--- Start Input rows ---

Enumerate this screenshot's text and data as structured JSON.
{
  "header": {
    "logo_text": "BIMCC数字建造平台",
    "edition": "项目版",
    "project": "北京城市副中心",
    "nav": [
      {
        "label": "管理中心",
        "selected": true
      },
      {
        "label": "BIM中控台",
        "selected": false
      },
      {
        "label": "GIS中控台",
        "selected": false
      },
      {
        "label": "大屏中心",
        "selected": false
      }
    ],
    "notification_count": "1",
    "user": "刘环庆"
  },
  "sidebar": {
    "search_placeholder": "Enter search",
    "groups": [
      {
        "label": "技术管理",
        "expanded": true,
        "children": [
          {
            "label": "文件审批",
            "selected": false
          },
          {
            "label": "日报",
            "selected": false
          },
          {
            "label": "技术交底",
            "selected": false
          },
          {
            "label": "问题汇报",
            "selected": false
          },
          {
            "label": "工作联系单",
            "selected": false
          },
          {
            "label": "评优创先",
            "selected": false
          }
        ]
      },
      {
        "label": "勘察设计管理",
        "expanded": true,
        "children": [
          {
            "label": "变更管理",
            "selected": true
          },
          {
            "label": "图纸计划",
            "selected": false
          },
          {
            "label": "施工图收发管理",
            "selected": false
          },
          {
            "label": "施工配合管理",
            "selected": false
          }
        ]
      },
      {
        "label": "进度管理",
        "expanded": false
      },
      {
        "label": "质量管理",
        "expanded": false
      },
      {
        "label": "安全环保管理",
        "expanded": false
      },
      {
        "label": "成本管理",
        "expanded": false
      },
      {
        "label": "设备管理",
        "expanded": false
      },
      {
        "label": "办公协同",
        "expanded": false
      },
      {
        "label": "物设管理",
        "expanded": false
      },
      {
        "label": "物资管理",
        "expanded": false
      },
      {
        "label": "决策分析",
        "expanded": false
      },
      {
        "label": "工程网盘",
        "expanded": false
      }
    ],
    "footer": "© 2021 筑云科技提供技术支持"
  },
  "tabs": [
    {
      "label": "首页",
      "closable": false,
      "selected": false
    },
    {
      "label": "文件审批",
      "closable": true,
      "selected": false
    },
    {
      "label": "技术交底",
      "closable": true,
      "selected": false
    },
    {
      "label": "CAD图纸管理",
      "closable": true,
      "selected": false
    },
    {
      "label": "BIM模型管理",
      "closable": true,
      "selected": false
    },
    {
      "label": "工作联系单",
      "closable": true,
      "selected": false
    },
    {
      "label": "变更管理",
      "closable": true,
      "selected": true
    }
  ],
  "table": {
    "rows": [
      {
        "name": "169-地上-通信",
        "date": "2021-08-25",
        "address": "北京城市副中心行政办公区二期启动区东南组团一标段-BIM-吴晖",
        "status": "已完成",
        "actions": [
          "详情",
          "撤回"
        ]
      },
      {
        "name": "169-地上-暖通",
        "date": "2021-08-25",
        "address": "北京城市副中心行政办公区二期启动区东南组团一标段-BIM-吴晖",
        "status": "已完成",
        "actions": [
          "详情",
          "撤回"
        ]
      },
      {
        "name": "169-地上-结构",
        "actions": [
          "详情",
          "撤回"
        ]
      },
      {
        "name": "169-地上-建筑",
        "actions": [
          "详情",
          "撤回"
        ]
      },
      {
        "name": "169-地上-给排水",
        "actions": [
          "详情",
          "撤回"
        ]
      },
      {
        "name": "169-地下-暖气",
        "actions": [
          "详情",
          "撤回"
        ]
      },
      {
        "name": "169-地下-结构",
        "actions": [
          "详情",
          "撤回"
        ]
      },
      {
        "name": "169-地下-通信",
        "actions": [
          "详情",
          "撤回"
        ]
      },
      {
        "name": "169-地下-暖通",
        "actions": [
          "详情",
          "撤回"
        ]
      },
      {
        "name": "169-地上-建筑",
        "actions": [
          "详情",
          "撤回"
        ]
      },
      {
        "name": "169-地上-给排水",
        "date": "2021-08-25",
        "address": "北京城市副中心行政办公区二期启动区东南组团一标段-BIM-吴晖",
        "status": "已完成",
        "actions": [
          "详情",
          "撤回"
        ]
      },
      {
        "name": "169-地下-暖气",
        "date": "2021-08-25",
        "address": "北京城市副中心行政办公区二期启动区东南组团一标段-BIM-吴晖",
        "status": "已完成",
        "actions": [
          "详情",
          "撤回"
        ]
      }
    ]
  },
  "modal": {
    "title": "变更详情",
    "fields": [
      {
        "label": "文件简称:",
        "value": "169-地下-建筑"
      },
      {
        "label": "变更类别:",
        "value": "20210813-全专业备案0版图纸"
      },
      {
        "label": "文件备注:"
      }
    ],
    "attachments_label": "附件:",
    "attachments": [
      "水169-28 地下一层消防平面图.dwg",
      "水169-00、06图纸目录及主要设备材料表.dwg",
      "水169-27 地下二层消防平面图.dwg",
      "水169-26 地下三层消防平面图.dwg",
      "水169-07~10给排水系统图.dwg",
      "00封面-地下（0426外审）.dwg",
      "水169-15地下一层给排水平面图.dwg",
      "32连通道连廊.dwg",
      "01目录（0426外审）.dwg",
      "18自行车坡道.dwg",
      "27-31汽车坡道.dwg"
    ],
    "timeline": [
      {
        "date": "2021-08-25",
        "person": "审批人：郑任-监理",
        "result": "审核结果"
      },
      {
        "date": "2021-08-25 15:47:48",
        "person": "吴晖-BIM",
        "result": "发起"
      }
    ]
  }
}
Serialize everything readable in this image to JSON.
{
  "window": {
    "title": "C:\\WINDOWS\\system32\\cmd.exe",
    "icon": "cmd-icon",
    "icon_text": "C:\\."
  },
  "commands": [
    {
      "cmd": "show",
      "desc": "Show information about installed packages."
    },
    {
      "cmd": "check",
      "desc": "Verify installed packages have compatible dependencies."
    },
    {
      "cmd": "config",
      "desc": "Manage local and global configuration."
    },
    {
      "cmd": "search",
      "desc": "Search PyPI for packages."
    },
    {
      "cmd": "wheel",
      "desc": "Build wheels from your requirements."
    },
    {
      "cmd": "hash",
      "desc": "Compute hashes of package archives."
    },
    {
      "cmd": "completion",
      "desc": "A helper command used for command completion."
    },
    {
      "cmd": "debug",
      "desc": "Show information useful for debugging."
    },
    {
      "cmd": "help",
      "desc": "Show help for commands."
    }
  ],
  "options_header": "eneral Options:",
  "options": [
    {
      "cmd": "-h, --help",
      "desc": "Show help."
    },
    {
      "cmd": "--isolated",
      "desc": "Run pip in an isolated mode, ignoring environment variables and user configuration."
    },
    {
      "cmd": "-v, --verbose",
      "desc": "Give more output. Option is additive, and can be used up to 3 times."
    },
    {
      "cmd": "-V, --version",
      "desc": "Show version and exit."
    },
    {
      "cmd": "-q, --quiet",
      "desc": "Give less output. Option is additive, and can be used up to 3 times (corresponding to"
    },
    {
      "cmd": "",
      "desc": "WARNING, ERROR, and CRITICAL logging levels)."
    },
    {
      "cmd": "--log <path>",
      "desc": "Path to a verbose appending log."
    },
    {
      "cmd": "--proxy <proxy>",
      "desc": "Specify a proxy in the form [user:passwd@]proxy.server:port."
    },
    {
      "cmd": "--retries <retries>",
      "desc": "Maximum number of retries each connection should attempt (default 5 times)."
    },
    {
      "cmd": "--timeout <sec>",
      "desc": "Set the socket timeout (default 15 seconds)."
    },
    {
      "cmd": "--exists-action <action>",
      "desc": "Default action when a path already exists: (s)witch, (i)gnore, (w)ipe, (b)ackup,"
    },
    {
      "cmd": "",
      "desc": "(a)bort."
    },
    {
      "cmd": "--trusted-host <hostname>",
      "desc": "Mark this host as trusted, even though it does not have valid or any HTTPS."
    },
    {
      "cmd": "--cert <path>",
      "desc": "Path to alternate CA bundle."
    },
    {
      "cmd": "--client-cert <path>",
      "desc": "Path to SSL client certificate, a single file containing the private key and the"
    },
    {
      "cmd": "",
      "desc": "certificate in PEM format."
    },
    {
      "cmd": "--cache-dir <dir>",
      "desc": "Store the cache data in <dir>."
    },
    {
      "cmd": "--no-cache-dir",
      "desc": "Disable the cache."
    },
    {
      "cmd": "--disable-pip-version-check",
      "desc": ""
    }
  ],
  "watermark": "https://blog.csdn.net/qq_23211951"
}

--- End Input rows ---

__Stated goal__: Check each line of the records for the word "trusted", and show the lines that contain it.

__Task output__:
      "cmd": "--trusted-host <hostname>",
      "desc": "Mark this host as trusted, even though it does not have valid or any HTTPS."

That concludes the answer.